• _Stated problem A_
Reproduce these lines of the records word for word, beginning with the line containing "wire minus bus to armature" and continuing through the line containing "svg-text:Двигатель: Двигатель xyxy=(732,441,900,479)".

• _Page text_
────
Monday, December 25, 2017

Your 2018 Giants: Spin Rate Spinning Stratton into #4 Starter

Merry Christmas!

As was noted in one of my recent posts, the beat writers noted that with the trade of Moore, Stratton, based on what he did at the end of 2017, will be the #4 starter.  And the stats do support that, in black and orange:  last 9 starts (I see others using his last 8 starts, which has a higher ERA, but think it better to include his whole "part of the starting rotation" experience), basically after he was placed in the rotation, 2.42 ERA, with 43 strikeouts in 44.2 IP, though also 20 walks, high, but doable if he can get that down a little, 2.15 K/BB is becoming pretty below average in today's strikeout happy world.  His BABIP was a bit high, as well, at .317, so he could improve there if he can get that down to the league mean.
────
(Entries taken from a collection)
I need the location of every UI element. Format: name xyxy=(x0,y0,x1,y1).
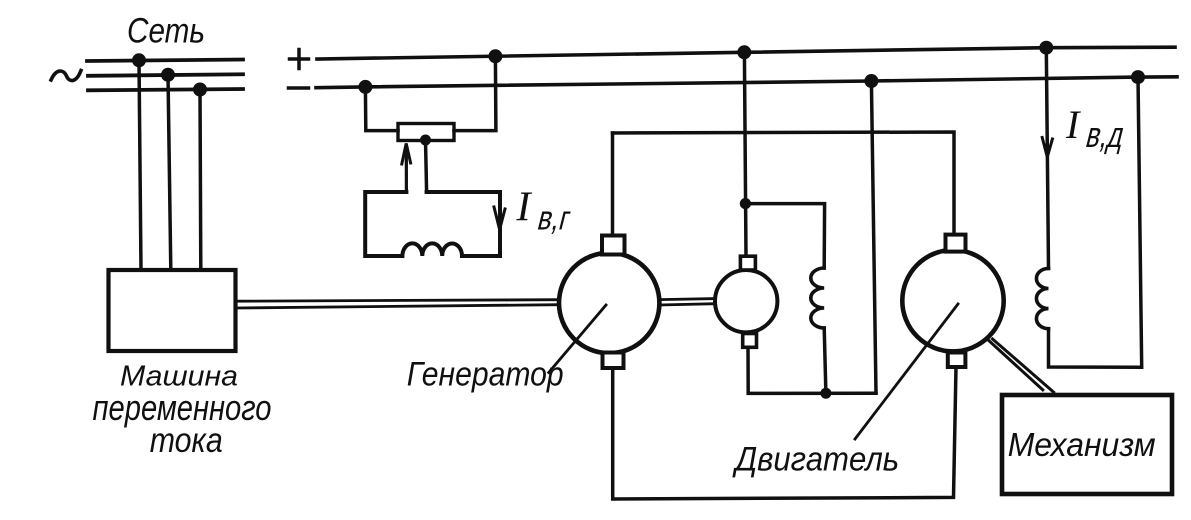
wire minus bus to armature circuit xyxy=(871,81,876,393)
svg-text:I: I xyxy=(516,185,533,231)
motor leader line xyxy=(855,304,958,439)
plus terminal symbol xyxy=(290,57,309,61)
junction dot minus bus / armature xyxy=(864,74,878,88)
down arrowhead current Ivd xyxy=(1042,138,1052,158)
svg-text:Двигатель: Двигатель xyxy=(732,441,900,479)
AC source tilde symbol xyxy=(51,71,81,81)
junction dot field bottom xyxy=(820,388,831,399)
wire field branch top xyxy=(745,204,824,268)
three-phase mains line L3 xyxy=(88,89,243,90)
wire field winding to rheostat with up arrow xyxy=(405,146,408,192)
junction dot plus bus / motor field xyxy=(1039,41,1053,55)
wire L2 to AC machine xyxy=(168,75,171,270)
shaft generator to exciter (double line) xyxy=(659,299,715,300)
mechanism box xyxy=(1002,395,1172,494)
junction dot on L3 xyxy=(193,83,207,97)
AC machine box xyxy=(109,270,236,351)
rheostat wiper dot xyxy=(420,135,431,146)
svg-text:Механизм: Механизм xyxy=(1008,426,1156,463)
shaft motor to mechanism (double line) xyxy=(993,339,1054,392)
generator bottom brush terminal xyxy=(603,353,624,369)
svg-text:в,д: в,д xyxy=(1082,115,1129,155)
wire minus bus to rheostat left xyxy=(365,87,398,131)
wire coil to bottom junction xyxy=(824,328,826,393)
junction dot on L1 xyxy=(132,53,146,67)
svg-text:в,г: в,г xyxy=(534,200,574,237)
wire generator armature top xyxy=(613,132,955,235)
wire wiper to field winding xyxy=(426,140,427,192)
generator top brush terminal xyxy=(602,236,625,255)
down arrowhead current Ivg xyxy=(494,207,505,230)
motor top brush terminal xyxy=(946,235,966,252)
junction dot on L2 xyxy=(161,68,175,82)
junction dot exciter / field branch xyxy=(740,198,751,209)
exciter circle B xyxy=(715,270,777,332)
svg-text:тока: тока xyxy=(150,421,223,460)
generator field coil (exciter field winding) xyxy=(811,268,824,328)
motor field wire from plus bus xyxy=(1046,48,1048,269)
motor field return wire xyxy=(1049,77,1142,367)
exciter top brush terminal xyxy=(740,256,755,270)
svg-text:Сеть: Сеть xyxy=(127,12,205,51)
wire L1 to AC machine xyxy=(139,60,141,270)
junction dot plus bus / exciter xyxy=(737,45,751,59)
svg-text:Генератор: Генератор xyxy=(407,356,564,394)
rheostat (potentiometer) R xyxy=(398,124,454,141)
junction dot minus bus / rheostat xyxy=(358,80,372,94)
junction dot minus bus / motor field return xyxy=(1131,70,1145,84)
DC minus bus xyxy=(316,77,1177,88)
DC plus bus xyxy=(317,47,1175,59)
generator leader line xyxy=(549,305,606,373)
up arrowhead at rheostat xyxy=(402,144,411,165)
wire plus bus to exciter xyxy=(744,52,746,256)
svg-text:I: I xyxy=(1065,102,1081,147)
motor field coil xyxy=(1036,268,1048,328)
exciter bottom brush terminal xyxy=(743,334,757,348)
wire plus bus to rheostat right xyxy=(454,56,496,130)
minus terminal symbol xyxy=(289,86,309,90)
three-phase mains line L1 xyxy=(87,60,243,62)
motor bottom brush terminal xyxy=(948,353,966,368)
wire generator bottom to motor bottom (armature loop) xyxy=(613,367,956,499)
wire L3 to AC machine xyxy=(198,90,202,271)
generator G circle xyxy=(559,253,659,353)
generator field winding loop OVG xyxy=(365,192,500,256)
junction dot plus bus / rheostat xyxy=(488,49,502,63)
three-phase mains line L2 xyxy=(88,74,243,76)
wire exciter bottom loop xyxy=(748,347,876,393)
shaft AC machine to generator (double line) xyxy=(236,300,560,302)
motor M circle xyxy=(902,250,1003,351)
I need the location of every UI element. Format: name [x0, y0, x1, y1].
────
• _Stated problem B_
According to the post on Stratton, what ERA did he record over his last 9 starts?

• _Task output A_
wire minus bus to armature circuit xyxy=(871,81,876,393)
svg-text:I: I xyxy=(516,185,533,231)
motor leader line xyxy=(855,304,958,439)
plus terminal symbol xyxy=(290,57,309,61)
junction dot minus bus / armature xyxy=(864,74,878,88)
down arrowhead current Ivd xyxy=(1042,138,1052,158)
svg-text:Двигатель: Двигатель xyxy=(732,441,900,479)

• _Task output B_
2.42